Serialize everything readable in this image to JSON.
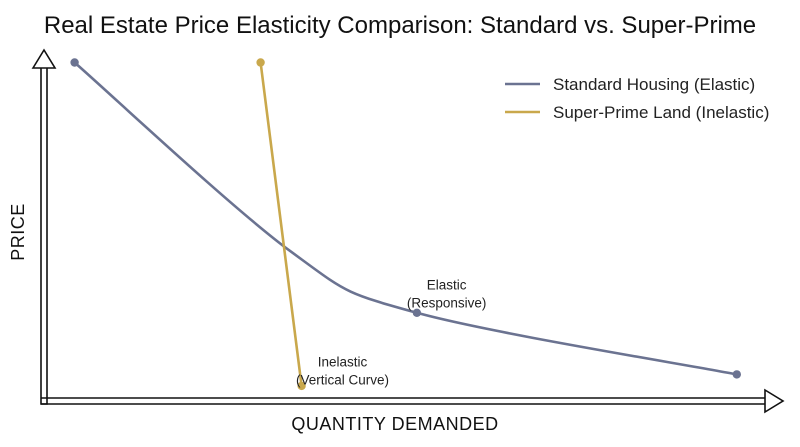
{
  "chart_data": {
    "type": "line",
    "title": "Real Estate Price Elasticity Comparison: Standard vs. Super-Prime",
    "xlabel": "QUANTITY DEMANDED",
    "ylabel": "PRICE",
    "xlim": [
      0,
      100
    ],
    "ylim": [
      0,
      100
    ],
    "grid": false,
    "legend_position": "top-right",
    "series": [
      {
        "name": "Standard Housing (Elastic)",
        "color": "#6b7391",
        "points": [
          [
            6,
            90
          ],
          [
            35,
            41
          ],
          [
            52,
            25
          ],
          [
            95,
            9
          ]
        ],
        "markers": [
          0,
          2,
          3
        ]
      },
      {
        "name": "Super-Prime Land (Inelastic)",
        "color": "#c9a84c",
        "points": [
          [
            31,
            90
          ],
          [
            36.5,
            6
          ]
        ],
        "markers": [
          0,
          1
        ]
      }
    ],
    "annotations": [
      {
        "lines": [
          "Elastic",
          "(Responsive)"
        ],
        "x": 56,
        "y": 31
      },
      {
        "lines": [
          "Inelastic",
          "(Vertical Curve)"
        ],
        "x": 42,
        "y": 11
      }
    ]
  }
}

» Requirement
Quote each line of the listing exactly, but leave the pictures out.

» Result of this exercise
Serialize everything readable in this image to JSON.
{
  "chart_data": {
    "type": "line",
    "title": "Real Estate Price Elasticity Comparison: Standard vs. Super-Prime",
    "xlabel": "QUANTITY DEMANDED",
    "ylabel": "PRICE",
    "xlim": [
      0,
      100
    ],
    "ylim": [
      0,
      100
    ],
    "grid": false,
    "legend_position": "top-right",
    "series": [
      {
        "name": "Standard Housing (Elastic)",
        "color": "#6b7391",
        "points": [
          [
            6,
            90
          ],
          [
            35,
            41
          ],
          [
            52,
            25
          ],
          [
            95,
            9
          ]
        ],
        "markers": [
          0,
          2,
          3
        ]
      },
      {
        "name": "Super-Prime Land (Inelastic)",
        "color": "#c9a84c",
        "points": [
          [
            31,
            90
          ],
          [
            36.5,
            6
          ]
        ],
        "markers": [
          0,
          1
        ]
      }
    ],
    "annotations": [
      {
        "lines": [
          "Elastic",
          "(Responsive)"
        ],
        "x": 56,
        "y": 31
      },
      {
        "lines": [
          "Inelastic",
          "(Vertical Curve)"
        ],
        "x": 42,
        "y": 11
      }
    ]
  }
}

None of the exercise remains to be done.